To be done:
#1 Decide whether each statement agrees with the gestures piece. Answer yes or no, and quote the words of the piece that settle it.
(a) The writer once attended the Arthur Public School.
(b) Thumbing one's nose was an angry gesture.
(c) The Canadian consultants stayed in Russia for 6 weeks.
#2 Please carry the gestures piece forward, starting right after its last sentence.

Gestures---Some Rude, Some Not---from Around the World
Watching a recent video clip of Rahm Emanuel---President Obama's Chief of Staff---playfully thumbing his nose at someone reminded me of recess when I was attending the Arthur Public School.
Thumbing one's nose---what the Urban Dictionary defines as, " A sign of derision made by putting your thumb on your nose and wiggling your fingers."---was very common on the playground.
At least when the teachers weren't looking.
Thumbing one's nose wasn't an angry gesture, like putting up your dukes, or saying "I'll get you after four."
Yes, it was naughty and a 'put down' but it wasn't at all vicious.
000
Another gesture that was used a lot in Arthur was to point an index finger at a boy and girl who happened to be talking and then rub it with the other index finger, the point being to embarrass them by suggesting that there was something romantic going on.
I wonder about the origin of that gesture and how widespread it was, and whether it is still being used on playgrounds today.
Perhaps one of our younger readers can help me.
000
In Russia there were many gestures, two of which made a major impact on me.
One was the shoulder shrug that signified, "Who knows".
The mid-1990s was a time of considerable chaos in Russia and a shrug was the appropriate answer to questions such as: when will the fax machine be fixed?, when will the computers arrive?, when will the train leave?, when will the cable installer come?, and on and on.
When I came home for leave after a several-month stint in Russia, Pat claims that I responded to her questions with the Russian shrug. She found this very annoying, especially from one who had been a bit of a 'know-it-all.
It would take Pat a week or so to re-Canadianize me.
The other Russian gesture came from the woman who was my liaison with the Russian employment service. She was a remarkable woman, an engineer, intelligent, hard-working, and dedicated. Much of whatever success we had with our project in Russia was due to her.
She was also strong-willed.
From time to time, we would have lively discussions about how the project should be run. The usual point of contention was about how much a team of Canadian consultants could reasonably be expected to accomplish during their 6 week stay in Russia.
After one particularly acrimonious debate, the woman threw up her hands as though I were the most uncooperative person on earth and marched to the door. She paused in the doorway, and turning her head so she could watch my reaction, she scuffed her shoes as though she were scraping something unpleasant off the soles---perhaps dog dirt.

Data entries:
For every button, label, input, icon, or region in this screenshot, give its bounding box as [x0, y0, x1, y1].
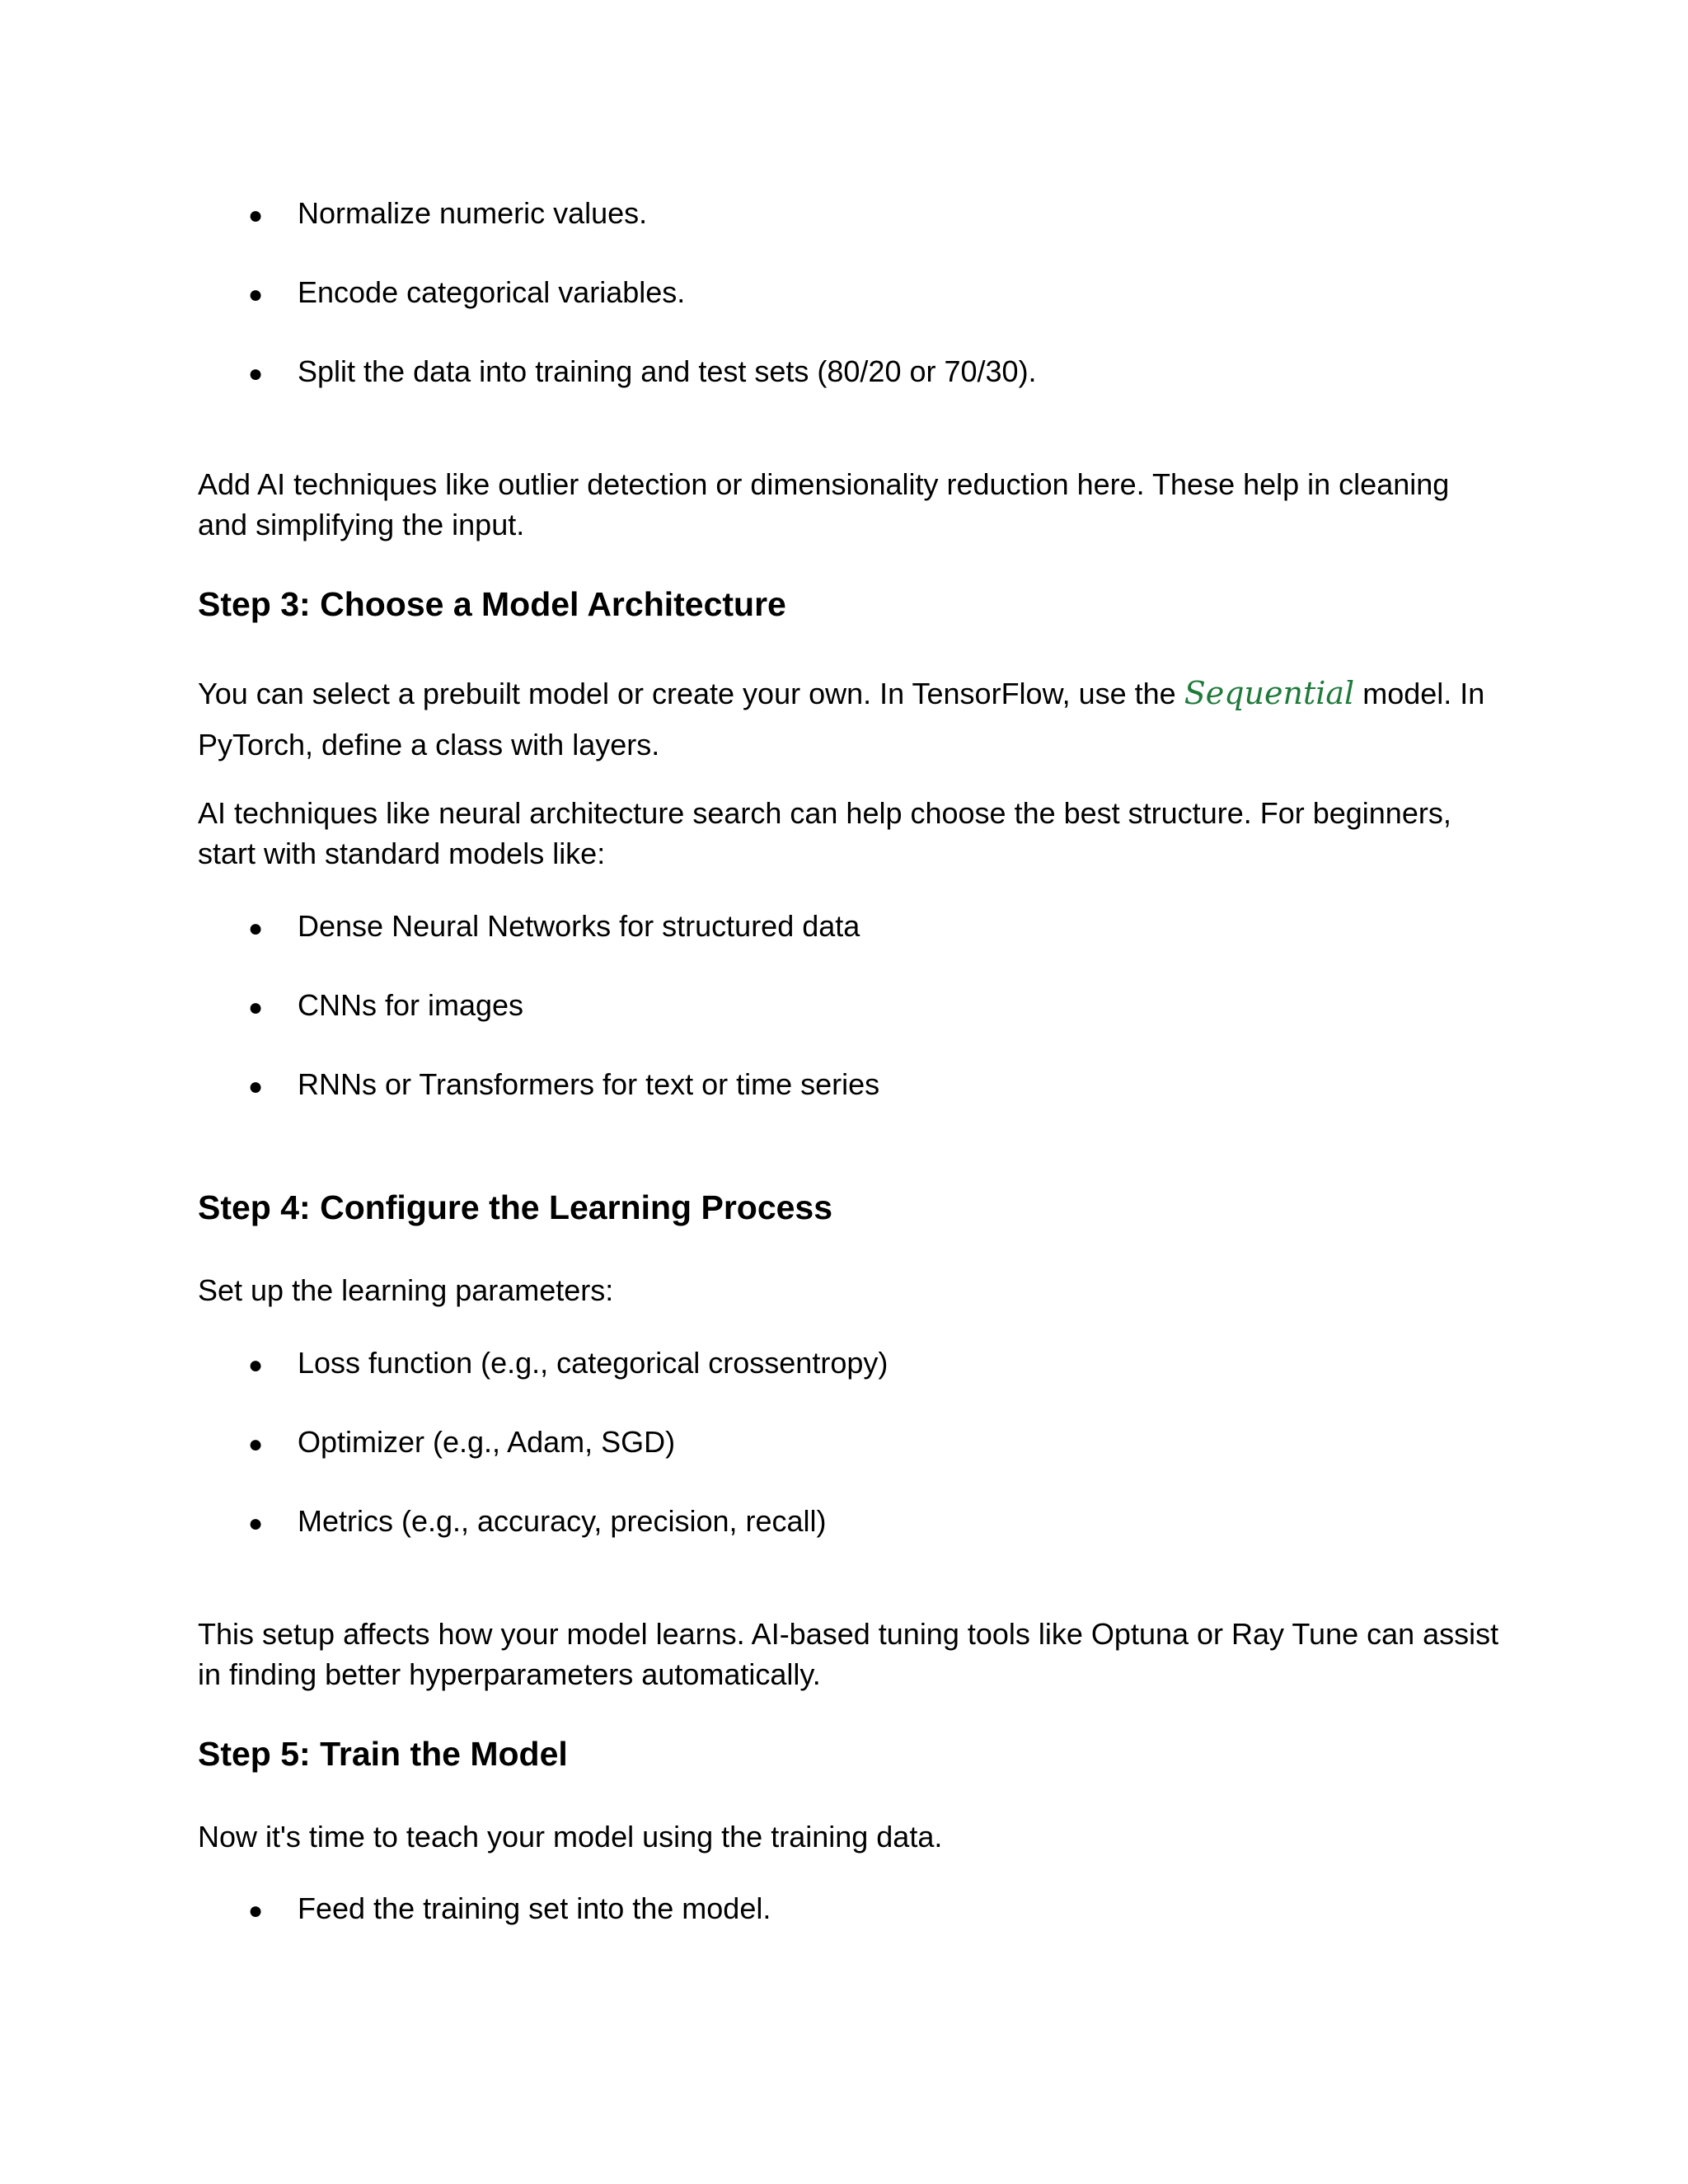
list-item — [248, 194, 647, 236]
paragraph-ai-techniques: Add AI techniques like outlier detection or dimensionality reduction here. These help in cleaning and simplifying the input. — [198, 467, 1450, 541]
list-item-text: Metrics (e.g., accuracy, precision, recall) — [298, 1504, 827, 1538]
list-item-text: Encode categorical variables. — [298, 275, 686, 309]
list-item — [248, 1889, 771, 1931]
list-item-text: Dense Neural Networks for structured data — [298, 909, 860, 943]
bullet-icon: ● — [248, 202, 264, 229]
paragraph-text: model. In PyTorch, define a class with layers. — [198, 677, 1485, 762]
list-item — [248, 1065, 879, 1107]
bullet-icon: ● — [248, 994, 264, 1021]
list-item-text: Optimizer (e.g., Adam, SGD) — [298, 1425, 676, 1459]
code-sequential: Sequential — [1184, 675, 1355, 711]
list-item-text: CNNs for images — [298, 988, 524, 1022]
paragraph-step-4-detail: This setup affects how your model learns. AI-based tuning tools like Optuna or Ray Tune can assist in finding better hyperparameters automatically. — [198, 1617, 1499, 1691]
paragraph-step-4-intro: Set up the learning parameters: — [198, 1273, 614, 1307]
bullet-icon: ● — [248, 1352, 264, 1379]
heading-step-3: Step 3: Choose a Model Architecture — [198, 585, 786, 623]
list-item — [248, 352, 1037, 394]
bullet-icon: ● — [248, 281, 264, 308]
list-item — [248, 986, 523, 1028]
paragraph-step-3-intro — [198, 668, 1500, 771]
bullet-icon: ● — [248, 1431, 264, 1458]
list-item-text: RNNs or Transformers for text or time series — [298, 1067, 880, 1101]
list-item-text: Feed the training set into the model. — [298, 1891, 771, 1925]
list-item — [248, 1422, 675, 1465]
heading-step-4: Step 4: Configure the Learning Process — [198, 1188, 833, 1226]
list-item — [248, 907, 860, 949]
list-item — [248, 1502, 827, 1544]
list-item-text: Normalize numeric values. — [298, 196, 648, 230]
bullet-icon: ● — [248, 1510, 264, 1537]
list-item — [248, 1343, 888, 1385]
list-item-text: Split the data into training and test sets (80/20 or 70/30). — [298, 354, 1037, 388]
heading-step-5: Step 5: Train the Model — [198, 1735, 568, 1773]
bullet-icon: ● — [248, 1073, 264, 1100]
bullet-icon: ● — [248, 360, 264, 387]
list-item — [248, 273, 685, 315]
paragraph-step-3-detail: AI techniques like neural architecture search can help choose the best structure. For beginners, start with standard models like: — [198, 796, 1451, 870]
bullet-icon: ● — [248, 915, 264, 942]
paragraph-step-5-intro: Now it's time to teach your model using the training data. — [198, 1820, 943, 1854]
paragraph-text: You can select a prebuilt model or create your own. In TensorFlow, use the — [198, 677, 1184, 710]
bullet-icon: ● — [248, 1897, 264, 1924]
list-item-text: Loss function (e.g., categorical crossentropy) — [298, 1346, 889, 1380]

Answers for this exercise:
#1
(a) Yes: "when I was attending the Arthur Public School"
(b) No: "Thumbing one's nose wasn't an angry gesture"
(c) Yes: "during their 6 week stay in Russia"

#2
Slamming the door, she took off.
In a day or two, after tempers had cooled, we reached an accommodation.
I thought of her when I read a study a few years ago about the conditions that lead to successful foreign aid projects. One of the key factors identified in the study was the presence of a dedicated, hard working liaison person from the host country.
I was lucky in my consulting career to almost always have a strong liaison person.
My Russian shoe-scuffing friend was one of the best!
000
We are all familiar with another gesture---the middle-finger salute, which indicates, let's say, a strong sense of outrage.
I ran into a similar but even more potent gesture in Amman, Jordan.
Coming back to my hotel from a day at the Jordanian office, in the heavy evening traffic, my driver was cut off by someone. The usually mild-minded driver became upset and as we pulled alongside the other car, he leaned out the window and made a gesture that I hadn't seen before.
The other driver shouted and waved his arms in anger. My driver settled back in his seat, pleased at the reaction he had obtained from the other driver.
I asked him what the gesture meant.
He shook his head, said he couldn't tell me.
I persisted and he finally said, "I am sorry Mr. John, I shouldn't have done that. It was bad."
He turned back to the road, as though the issue were closed.
Ever eager to learn more about the local culture, I insisted he tell me.
At last, he showed me the gesture, a rather intricate arrangement of the fingers of one hand.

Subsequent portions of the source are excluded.